» **YOUR INSTRUCTIONS**: Reproduce word for word the portion of the Spark cloud notes below between "Params for the" and "to dataproc (link)", inclusive.

Files
data-engineering-zoomcamp/05-batch/code/cloud.md
2024-01-08 17:51:51 +01:00

2.9 KiB

Running Spark in the Cloud

Connecting to Google Cloud Storage

Uploading data to GCS:

gsutil -m cp -r pq/ gs://dtc_data_lake_de-zoomcamp-nytaxi/pq

Download the jar for connecting to GCS to any location (e.g. the lib folder):

gsutil cp gs://hadoop-lib/gcs/gcs-connector-hadoop3-2.2.5.jar

See the notebook with configuration in 09_spark_gcs.ipynb

(Thanks Alvin Do for the instructions!)

Local Cluster and Spark-Submit

Creating a stand-alone cluster (docs):

./sbin/start-master.sh

Creating a worker:

URL="spark://de-zoomcamp.europe-west1-b.c.de-zoomcamp-nytaxi.internal:7077"
./sbin/start-slave.sh ${URL}

# for newer versions of spark use that:
#./sbin/start-worker.sh ${URL}

Turn the notebook into a script:

jupyter nbconvert --to=script 06_spark_sql.ipynb

Edit the script and then run it:

python 06_spark_sql.py \
    --input_green=data/pq/green/2020/*/ \
    --input_yellow=data/pq/yellow/2020/*/ \
    --output=data/report-2020

Use spark-submit for running the script on the cluster

URL="spark://de-zoomcamp.europe-west1-b.c.de-zoomcamp-nytaxi.internal:7077"

spark-submit \
    --master="${URL}" \
    06_spark_sql.py \
        --input_green=data/pq/green/2021/*/ \
        --input_yellow=data/pq/yellow/2021/*/ \
        --output=data/report-2021

Data Proc

Upload the script to GCS:

TODO

Params for the job:

  • --input_green=gs://dtc_data_lake_de-zoomcamp-nytaxi/pq/green/2021/*/
  • --input_yellow=gs://dtc_data_lake_de-zoomcamp-nytaxi/pq/yellow/2021/*/
  • --output=gs://dtc_data_lake_de-zoomcamp-nytaxi/report-2021

Using Google Cloud SDK for submitting to dataproc (link)

» **MATERIAL SHOWN**:
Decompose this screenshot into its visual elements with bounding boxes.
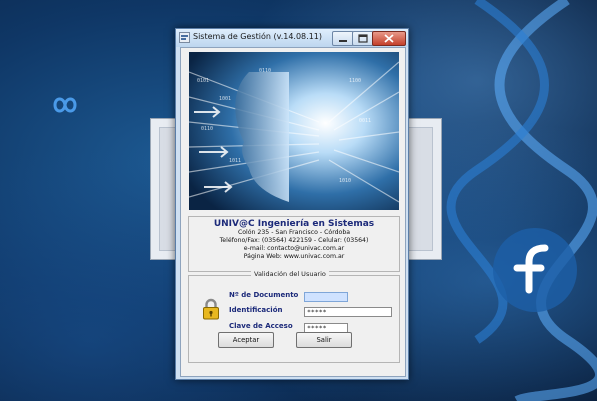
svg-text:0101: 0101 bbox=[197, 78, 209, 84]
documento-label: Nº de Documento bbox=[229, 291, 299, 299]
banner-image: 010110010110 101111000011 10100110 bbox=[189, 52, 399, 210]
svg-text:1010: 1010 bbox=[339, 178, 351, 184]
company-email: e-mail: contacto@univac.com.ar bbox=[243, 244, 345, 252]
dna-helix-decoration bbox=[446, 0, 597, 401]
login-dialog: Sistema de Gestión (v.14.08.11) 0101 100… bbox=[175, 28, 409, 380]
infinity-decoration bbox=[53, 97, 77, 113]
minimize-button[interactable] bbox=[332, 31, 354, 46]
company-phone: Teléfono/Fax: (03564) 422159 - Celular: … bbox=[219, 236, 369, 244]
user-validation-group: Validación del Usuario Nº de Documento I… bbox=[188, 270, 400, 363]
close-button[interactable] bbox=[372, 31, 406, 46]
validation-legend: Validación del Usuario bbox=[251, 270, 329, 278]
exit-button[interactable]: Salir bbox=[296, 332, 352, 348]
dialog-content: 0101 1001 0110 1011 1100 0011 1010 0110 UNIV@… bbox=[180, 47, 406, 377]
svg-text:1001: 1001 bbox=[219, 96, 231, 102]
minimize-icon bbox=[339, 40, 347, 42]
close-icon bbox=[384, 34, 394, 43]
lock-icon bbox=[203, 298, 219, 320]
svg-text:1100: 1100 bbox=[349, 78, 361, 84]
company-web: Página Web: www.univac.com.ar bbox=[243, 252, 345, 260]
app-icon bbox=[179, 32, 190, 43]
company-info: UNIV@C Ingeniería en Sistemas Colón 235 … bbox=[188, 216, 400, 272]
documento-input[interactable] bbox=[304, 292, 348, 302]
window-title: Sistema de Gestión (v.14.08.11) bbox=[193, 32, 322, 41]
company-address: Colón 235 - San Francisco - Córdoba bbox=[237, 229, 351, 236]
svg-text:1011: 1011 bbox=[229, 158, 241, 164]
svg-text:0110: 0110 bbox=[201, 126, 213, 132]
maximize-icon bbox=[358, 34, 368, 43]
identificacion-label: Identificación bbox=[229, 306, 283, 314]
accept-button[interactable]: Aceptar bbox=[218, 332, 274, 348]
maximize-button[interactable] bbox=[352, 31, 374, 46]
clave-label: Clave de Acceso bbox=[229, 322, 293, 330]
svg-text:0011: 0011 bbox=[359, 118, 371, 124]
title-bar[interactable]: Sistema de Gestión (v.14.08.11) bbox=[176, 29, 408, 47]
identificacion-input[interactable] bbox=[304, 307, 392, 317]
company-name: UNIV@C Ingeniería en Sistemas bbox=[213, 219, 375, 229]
---
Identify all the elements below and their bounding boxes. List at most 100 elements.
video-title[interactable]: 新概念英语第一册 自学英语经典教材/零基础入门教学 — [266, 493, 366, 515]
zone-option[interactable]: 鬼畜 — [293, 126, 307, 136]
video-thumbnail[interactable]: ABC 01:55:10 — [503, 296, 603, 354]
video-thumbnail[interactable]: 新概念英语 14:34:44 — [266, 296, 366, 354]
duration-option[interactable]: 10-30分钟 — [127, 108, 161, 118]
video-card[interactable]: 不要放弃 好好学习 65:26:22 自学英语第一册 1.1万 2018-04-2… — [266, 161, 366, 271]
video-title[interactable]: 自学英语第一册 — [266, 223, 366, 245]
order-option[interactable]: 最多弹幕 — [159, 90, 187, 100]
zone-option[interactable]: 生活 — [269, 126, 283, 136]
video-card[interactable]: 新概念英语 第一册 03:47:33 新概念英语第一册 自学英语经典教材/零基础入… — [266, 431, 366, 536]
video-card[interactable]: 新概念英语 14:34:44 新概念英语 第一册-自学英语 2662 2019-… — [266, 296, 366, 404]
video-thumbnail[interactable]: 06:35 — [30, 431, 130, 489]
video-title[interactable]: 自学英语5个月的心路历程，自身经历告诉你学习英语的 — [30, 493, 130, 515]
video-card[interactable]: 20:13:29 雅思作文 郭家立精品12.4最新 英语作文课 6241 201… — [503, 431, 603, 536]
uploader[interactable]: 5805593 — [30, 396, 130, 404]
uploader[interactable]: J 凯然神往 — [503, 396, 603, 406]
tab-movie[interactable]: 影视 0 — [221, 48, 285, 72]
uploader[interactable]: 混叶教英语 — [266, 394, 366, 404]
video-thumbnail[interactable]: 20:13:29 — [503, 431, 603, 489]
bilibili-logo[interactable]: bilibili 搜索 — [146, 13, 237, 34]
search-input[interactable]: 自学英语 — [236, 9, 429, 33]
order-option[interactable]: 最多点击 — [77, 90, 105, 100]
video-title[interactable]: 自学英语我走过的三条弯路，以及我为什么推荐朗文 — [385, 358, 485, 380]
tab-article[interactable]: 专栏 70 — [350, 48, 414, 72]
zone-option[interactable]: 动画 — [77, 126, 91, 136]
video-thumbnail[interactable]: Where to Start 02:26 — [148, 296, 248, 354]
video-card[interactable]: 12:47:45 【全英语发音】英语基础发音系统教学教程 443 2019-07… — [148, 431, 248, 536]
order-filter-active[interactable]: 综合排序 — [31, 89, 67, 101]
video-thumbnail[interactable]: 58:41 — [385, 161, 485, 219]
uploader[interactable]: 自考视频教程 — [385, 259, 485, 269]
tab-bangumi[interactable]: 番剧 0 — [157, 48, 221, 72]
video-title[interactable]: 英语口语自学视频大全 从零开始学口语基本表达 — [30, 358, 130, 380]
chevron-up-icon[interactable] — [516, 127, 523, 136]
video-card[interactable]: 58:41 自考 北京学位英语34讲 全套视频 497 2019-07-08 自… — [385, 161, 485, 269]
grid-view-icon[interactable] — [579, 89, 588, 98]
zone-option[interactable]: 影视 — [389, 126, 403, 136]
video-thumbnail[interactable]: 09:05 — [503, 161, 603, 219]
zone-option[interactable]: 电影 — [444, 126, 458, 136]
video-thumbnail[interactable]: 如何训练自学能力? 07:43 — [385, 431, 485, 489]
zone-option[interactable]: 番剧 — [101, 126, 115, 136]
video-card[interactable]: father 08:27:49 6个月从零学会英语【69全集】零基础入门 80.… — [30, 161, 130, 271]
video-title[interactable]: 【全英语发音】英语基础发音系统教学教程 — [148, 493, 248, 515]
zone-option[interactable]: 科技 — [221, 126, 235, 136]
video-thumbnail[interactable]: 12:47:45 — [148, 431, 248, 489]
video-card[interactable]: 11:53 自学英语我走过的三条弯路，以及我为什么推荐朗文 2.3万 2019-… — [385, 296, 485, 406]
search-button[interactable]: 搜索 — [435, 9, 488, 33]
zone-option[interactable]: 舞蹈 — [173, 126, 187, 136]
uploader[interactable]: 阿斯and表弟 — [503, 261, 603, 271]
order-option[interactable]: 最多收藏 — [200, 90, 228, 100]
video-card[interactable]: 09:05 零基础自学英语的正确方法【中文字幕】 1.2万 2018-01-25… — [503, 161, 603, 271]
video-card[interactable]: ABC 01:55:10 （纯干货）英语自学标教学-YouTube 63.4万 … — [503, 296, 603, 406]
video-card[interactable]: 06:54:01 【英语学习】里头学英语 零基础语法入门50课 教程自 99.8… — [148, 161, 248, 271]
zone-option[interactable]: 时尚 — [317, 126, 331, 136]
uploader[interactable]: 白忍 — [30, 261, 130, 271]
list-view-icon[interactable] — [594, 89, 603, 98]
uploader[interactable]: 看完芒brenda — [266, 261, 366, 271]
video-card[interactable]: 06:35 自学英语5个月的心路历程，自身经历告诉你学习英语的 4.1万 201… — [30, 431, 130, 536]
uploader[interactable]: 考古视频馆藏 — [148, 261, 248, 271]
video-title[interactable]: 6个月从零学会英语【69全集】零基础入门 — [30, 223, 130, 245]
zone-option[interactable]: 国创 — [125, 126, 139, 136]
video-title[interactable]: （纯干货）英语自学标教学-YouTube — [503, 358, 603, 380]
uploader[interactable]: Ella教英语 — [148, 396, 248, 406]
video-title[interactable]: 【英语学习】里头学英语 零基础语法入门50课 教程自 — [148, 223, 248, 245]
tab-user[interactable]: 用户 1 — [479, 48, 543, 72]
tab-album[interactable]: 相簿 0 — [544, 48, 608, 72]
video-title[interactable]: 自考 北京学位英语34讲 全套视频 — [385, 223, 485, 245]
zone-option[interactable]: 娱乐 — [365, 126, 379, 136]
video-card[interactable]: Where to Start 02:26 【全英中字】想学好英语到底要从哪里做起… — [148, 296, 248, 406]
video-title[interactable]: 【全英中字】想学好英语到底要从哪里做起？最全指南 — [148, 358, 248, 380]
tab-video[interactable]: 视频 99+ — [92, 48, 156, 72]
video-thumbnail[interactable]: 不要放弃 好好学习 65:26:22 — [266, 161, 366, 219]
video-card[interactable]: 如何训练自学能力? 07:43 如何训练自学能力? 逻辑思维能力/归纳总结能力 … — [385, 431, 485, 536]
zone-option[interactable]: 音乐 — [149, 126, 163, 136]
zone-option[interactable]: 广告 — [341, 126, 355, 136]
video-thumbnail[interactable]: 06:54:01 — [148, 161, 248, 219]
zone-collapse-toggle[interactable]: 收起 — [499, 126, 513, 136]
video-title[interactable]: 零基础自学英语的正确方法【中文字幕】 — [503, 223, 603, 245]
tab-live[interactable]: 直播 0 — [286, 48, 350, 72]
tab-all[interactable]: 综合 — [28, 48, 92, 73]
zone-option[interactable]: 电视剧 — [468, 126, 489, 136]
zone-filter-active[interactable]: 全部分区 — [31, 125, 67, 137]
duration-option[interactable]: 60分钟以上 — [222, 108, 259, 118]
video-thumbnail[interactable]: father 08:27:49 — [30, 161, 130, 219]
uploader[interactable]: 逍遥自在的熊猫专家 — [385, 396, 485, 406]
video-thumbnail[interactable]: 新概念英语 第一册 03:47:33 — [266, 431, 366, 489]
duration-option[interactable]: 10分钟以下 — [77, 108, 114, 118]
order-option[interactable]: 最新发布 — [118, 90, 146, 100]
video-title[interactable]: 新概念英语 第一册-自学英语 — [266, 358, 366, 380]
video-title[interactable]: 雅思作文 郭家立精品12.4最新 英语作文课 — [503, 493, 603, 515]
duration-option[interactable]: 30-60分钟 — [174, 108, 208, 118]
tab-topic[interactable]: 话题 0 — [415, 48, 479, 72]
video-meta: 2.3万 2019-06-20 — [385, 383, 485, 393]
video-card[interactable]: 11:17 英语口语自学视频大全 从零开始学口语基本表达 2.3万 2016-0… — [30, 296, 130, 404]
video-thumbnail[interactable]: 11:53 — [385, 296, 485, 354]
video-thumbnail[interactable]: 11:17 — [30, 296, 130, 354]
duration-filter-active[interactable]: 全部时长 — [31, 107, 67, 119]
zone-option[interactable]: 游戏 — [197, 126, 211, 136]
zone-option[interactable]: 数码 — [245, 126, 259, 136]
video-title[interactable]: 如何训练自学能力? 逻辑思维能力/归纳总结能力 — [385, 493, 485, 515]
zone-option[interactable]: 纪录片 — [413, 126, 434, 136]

» **WRITTEN ANSWER**:
Params for the job:

  • --input_green=gs://dtc_data_lake_de-zoomcamp-nytaxi/pq/green/2021/*/
  • --input_yellow=gs://dtc_data_lake_de-zoomcamp-nytaxi/pq/yellow/2021/*/
  • --output=gs://dtc_data_lake_de-zoomcamp-nytaxi/report-2021

Using Google Cloud SDK for submitting to dataproc (link)